— Exercise —
Return each entry exactly, with none missing.

— Listed records —
_____

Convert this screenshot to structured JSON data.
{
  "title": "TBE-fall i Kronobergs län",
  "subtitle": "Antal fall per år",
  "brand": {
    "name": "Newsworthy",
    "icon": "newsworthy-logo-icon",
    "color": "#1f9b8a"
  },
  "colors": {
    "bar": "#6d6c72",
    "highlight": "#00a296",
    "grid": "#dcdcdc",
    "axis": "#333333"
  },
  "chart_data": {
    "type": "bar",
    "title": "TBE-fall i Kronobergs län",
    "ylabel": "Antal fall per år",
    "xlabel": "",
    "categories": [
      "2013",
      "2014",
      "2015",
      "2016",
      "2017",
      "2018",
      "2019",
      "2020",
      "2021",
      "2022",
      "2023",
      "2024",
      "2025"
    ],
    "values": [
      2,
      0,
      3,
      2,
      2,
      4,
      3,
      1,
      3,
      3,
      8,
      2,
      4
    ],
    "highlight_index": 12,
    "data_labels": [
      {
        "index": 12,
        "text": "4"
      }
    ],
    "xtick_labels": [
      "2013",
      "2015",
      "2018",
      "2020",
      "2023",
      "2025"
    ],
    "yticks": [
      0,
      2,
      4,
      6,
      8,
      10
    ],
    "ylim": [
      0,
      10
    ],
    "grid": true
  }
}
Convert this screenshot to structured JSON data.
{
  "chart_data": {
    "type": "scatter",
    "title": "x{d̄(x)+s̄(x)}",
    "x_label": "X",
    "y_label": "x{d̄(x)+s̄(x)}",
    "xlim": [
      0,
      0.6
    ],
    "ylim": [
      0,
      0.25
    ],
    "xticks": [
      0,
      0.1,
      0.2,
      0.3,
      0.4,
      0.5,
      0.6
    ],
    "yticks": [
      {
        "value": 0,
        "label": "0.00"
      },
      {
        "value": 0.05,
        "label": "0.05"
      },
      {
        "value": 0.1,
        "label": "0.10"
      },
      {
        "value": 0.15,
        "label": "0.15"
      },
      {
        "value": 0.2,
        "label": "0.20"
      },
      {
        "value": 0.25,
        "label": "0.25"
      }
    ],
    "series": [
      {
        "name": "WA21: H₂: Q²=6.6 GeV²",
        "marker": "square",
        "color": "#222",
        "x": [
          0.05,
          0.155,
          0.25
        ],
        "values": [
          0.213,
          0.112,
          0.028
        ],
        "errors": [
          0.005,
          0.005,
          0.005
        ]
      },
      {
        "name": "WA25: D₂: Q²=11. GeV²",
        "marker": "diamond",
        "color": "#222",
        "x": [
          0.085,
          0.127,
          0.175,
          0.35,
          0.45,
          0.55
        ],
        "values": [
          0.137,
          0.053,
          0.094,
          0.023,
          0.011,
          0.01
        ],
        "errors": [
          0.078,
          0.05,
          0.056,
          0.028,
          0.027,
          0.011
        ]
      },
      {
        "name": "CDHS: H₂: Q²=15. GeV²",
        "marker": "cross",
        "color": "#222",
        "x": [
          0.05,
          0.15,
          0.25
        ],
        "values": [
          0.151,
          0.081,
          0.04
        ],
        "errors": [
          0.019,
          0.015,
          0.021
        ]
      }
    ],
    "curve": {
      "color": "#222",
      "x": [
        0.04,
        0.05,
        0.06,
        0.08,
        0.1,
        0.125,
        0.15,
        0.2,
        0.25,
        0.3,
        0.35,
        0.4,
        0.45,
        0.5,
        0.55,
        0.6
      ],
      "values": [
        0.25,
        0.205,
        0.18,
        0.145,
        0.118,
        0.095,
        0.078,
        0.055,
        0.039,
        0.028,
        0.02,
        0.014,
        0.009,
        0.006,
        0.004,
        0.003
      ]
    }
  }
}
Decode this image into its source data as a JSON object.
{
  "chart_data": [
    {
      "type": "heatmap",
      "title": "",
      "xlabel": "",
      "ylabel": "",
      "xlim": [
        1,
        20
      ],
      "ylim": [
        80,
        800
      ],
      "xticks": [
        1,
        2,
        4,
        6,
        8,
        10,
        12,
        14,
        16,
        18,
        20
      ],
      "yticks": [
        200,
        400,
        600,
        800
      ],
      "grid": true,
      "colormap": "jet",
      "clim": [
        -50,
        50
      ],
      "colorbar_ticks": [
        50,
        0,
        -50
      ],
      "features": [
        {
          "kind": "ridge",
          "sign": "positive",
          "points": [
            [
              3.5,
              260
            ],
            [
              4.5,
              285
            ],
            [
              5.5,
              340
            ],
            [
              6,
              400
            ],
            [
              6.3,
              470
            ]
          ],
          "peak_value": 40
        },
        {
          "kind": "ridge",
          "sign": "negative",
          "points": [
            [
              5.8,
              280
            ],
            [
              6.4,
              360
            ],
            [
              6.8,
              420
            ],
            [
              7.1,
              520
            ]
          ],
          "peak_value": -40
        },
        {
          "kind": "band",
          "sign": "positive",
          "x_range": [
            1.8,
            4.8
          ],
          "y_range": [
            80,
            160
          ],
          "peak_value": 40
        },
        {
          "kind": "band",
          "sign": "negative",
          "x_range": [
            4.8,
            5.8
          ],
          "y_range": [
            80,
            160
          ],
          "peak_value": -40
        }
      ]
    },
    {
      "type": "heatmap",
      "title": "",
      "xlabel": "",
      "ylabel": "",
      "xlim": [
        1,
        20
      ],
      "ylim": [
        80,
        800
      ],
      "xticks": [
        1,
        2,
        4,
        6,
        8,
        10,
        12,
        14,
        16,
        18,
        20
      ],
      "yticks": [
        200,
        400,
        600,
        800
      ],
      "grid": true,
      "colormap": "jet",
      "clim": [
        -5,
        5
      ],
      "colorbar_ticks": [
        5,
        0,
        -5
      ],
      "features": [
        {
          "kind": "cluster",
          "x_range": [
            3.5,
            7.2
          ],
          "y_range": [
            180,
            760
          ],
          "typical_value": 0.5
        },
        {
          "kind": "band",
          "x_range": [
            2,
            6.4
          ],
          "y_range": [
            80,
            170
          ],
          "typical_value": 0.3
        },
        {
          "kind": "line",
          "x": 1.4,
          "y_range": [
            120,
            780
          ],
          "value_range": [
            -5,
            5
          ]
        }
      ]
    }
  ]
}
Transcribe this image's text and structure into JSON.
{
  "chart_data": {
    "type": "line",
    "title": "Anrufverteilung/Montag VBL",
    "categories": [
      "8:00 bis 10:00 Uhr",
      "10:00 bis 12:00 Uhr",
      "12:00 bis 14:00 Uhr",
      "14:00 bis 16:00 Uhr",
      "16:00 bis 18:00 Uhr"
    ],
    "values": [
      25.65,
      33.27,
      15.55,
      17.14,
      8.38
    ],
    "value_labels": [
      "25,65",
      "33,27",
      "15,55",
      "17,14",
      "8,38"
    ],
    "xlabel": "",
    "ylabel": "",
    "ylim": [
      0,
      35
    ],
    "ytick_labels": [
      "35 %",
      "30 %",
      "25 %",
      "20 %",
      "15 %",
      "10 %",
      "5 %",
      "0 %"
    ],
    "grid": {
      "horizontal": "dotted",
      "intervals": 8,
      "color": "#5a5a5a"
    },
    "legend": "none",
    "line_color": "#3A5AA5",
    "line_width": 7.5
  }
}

_____

— Finished exercise —
Convert this screenshot to structured JSON data.
{
  "title": "TBE-fall i Kronobergs län",
  "subtitle": "Antal fall per år",
  "brand": {
    "name": "Newsworthy",
    "icon": "newsworthy-logo-icon",
    "color": "#1f9b8a"
  },
  "colors": {
    "bar": "#6d6c72",
    "highlight": "#00a296",
    "grid": "#dcdcdc",
    "axis": "#333333"
  },
  "chart_data": {
    "type": "bar",
    "title": "TBE-fall i Kronobergs län",
    "ylabel": "Antal fall per år",
    "xlabel": "",
    "categories": [
      "2013",
      "2014",
      "2015",
      "2016",
      "2017",
      "2018",
      "2019",
      "2020",
      "2021",
      "2022",
      "2023",
      "2024",
      "2025"
    ],
    "values": [
      2,
      0,
      3,
      2,
      2,
      4,
      3,
      1,
      3,
      3,
      8,
      2,
      4
    ],
    "highlight_index": 12,
    "data_labels": [
      {
        "index": 12,
        "text": "4"
      }
    ],
    "xtick_labels": [
      "2013",
      "2015",
      "2018",
      "2020",
      "2023",
      "2025"
    ],
    "yticks": [
      0,
      2,
      4,
      6,
      8,
      10
    ],
    "ylim": [
      0,
      10
    ],
    "grid": true
  }
}
Convert this screenshot to structured JSON data.
{
  "chart_data": {
    "type": "scatter",
    "title": "x{d̄(x)+s̄(x)}",
    "x_label": "X",
    "y_label": "x{d̄(x)+s̄(x)}",
    "xlim": [
      0,
      0.6
    ],
    "ylim": [
      0,
      0.25
    ],
    "xticks": [
      0,
      0.1,
      0.2,
      0.3,
      0.4,
      0.5,
      0.6
    ],
    "yticks": [
      {
        "value": 0,
        "label": "0.00"
      },
      {
        "value": 0.05,
        "label": "0.05"
      },
      {
        "value": 0.1,
        "label": "0.10"
      },
      {
        "value": 0.15,
        "label": "0.15"
      },
      {
        "value": 0.2,
        "label": "0.20"
      },
      {
        "value": 0.25,
        "label": "0.25"
      }
    ],
    "series": [
      {
        "name": "WA21: H₂: Q²=6.6 GeV²",
        "marker": "square",
        "color": "#222",
        "x": [
          0.05,
          0.155,
          0.25
        ],
        "values": [
          0.213,
          0.112,
          0.028
        ],
        "errors": [
          0.005,
          0.005,
          0.005
        ]
      },
      {
        "name": "WA25: D₂: Q²=11. GeV²",
        "marker": "diamond",
        "color": "#222",
        "x": [
          0.085,
          0.127,
          0.175,
          0.35,
          0.45,
          0.55
        ],
        "values": [
          0.137,
          0.053,
          0.094,
          0.023,
          0.011,
          0.01
        ],
        "errors": [
          0.078,
          0.05,
          0.056,
          0.028,
          0.027,
          0.011
        ]
      },
      {
        "name": "CDHS: H₂: Q²=15. GeV²",
        "marker": "cross",
        "color": "#222",
        "x": [
          0.05,
          0.15,
          0.25
        ],
        "values": [
          0.151,
          0.081,
          0.04
        ],
        "errors": [
          0.019,
          0.015,
          0.021
        ]
      }
    ],
    "curve": {
      "color": "#222",
      "x": [
        0.04,
        0.05,
        0.06,
        0.08,
        0.1,
        0.125,
        0.15,
        0.2,
        0.25,
        0.3,
        0.35,
        0.4,
        0.45,
        0.5,
        0.55,
        0.6
      ],
      "values": [
        0.25,
        0.205,
        0.18,
        0.145,
        0.118,
        0.095,
        0.078,
        0.055,
        0.039,
        0.028,
        0.02,
        0.014,
        0.009,
        0.006,
        0.004,
        0.003
      ]
    }
  }
}
Decode this image into its source data as a JSON object.
{
  "chart_data": [
    {
      "type": "heatmap",
      "title": "",
      "xlabel": "",
      "ylabel": "",
      "xlim": [
        1,
        20
      ],
      "ylim": [
        80,
        800
      ],
      "xticks": [
        1,
        2,
        4,
        6,
        8,
        10,
        12,
        14,
        16,
        18,
        20
      ],
      "yticks": [
        200,
        400,
        600,
        800
      ],
      "grid": true,
      "colormap": "jet",
      "clim": [
        -50,
        50
      ],
      "colorbar_ticks": [
        50,
        0,
        -50
      ],
      "features": [
        {
          "kind": "ridge",
          "sign": "positive",
          "points": [
            [
              3.5,
              260
            ],
            [
              4.5,
              285
            ],
            [
              5.5,
              340
            ],
            [
              6,
              400
            ],
            [
              6.3,
              470
            ]
          ],
          "peak_value": 40
        },
        {
          "kind": "ridge",
          "sign": "negative",
          "points": [
            [
              5.8,
              280
            ],
            [
              6.4,
              360
            ],
            [
              6.8,
              420
            ],
            [
              7.1,
              520
            ]
          ],
          "peak_value": -40
        },
        {
          "kind": "band",
          "sign": "positive",
          "x_range": [
            1.8,
            4.8
          ],
          "y_range": [
            80,
            160
          ],
          "peak_value": 40
        },
        {
          "kind": "band",
          "sign": "negative",
          "x_range": [
            4.8,
            5.8
          ],
          "y_range": [
            80,
            160
          ],
          "peak_value": -40
        }
      ]
    },
    {
      "type": "heatmap",
      "title": "",
      "xlabel": "",
      "ylabel": "",
      "xlim": [
        1,
        20
      ],
      "ylim": [
        80,
        800
      ],
      "xticks": [
        1,
        2,
        4,
        6,
        8,
        10,
        12,
        14,
        16,
        18,
        20
      ],
      "yticks": [
        200,
        400,
        600,
        800
      ],
      "grid": true,
      "colormap": "jet",
      "clim": [
        -5,
        5
      ],
      "colorbar_ticks": [
        5,
        0,
        -5
      ],
      "features": [
        {
          "kind": "cluster",
          "x_range": [
            3.5,
            7.2
          ],
          "y_range": [
            180,
            760
          ],
          "typical_value": 0.5
        },
        {
          "kind": "band",
          "x_range": [
            2,
            6.4
          ],
          "y_range": [
            80,
            170
          ],
          "typical_value": 0.3
        },
        {
          "kind": "line",
          "x": 1.4,
          "y_range": [
            120,
            780
          ],
          "value_range": [
            -5,
            5
          ]
        }
      ]
    }
  ]
}
Transcribe this image's text and structure into JSON.
{
  "chart_data": {
    "type": "line",
    "title": "Anrufverteilung/Montag VBL",
    "categories": [
      "8:00 bis 10:00 Uhr",
      "10:00 bis 12:00 Uhr",
      "12:00 bis 14:00 Uhr",
      "14:00 bis 16:00 Uhr",
      "16:00 bis 18:00 Uhr"
    ],
    "values": [
      25.65,
      33.27,
      15.55,
      17.14,
      8.38
    ],
    "value_labels": [
      "25,65",
      "33,27",
      "15,55",
      "17,14",
      "8,38"
    ],
    "xlabel": "",
    "ylabel": "",
    "ylim": [
      0,
      35
    ],
    "ytick_labels": [
      "35 %",
      "30 %",
      "25 %",
      "20 %",
      "15 %",
      "10 %",
      "5 %",
      "0 %"
    ],
    "grid": {
      "horizontal": "dotted",
      "intervals": 8,
      "color": "#5a5a5a"
    },
    "legend": "none",
    "line_color": "#3A5AA5",
    "line_width": 7.5
  }
}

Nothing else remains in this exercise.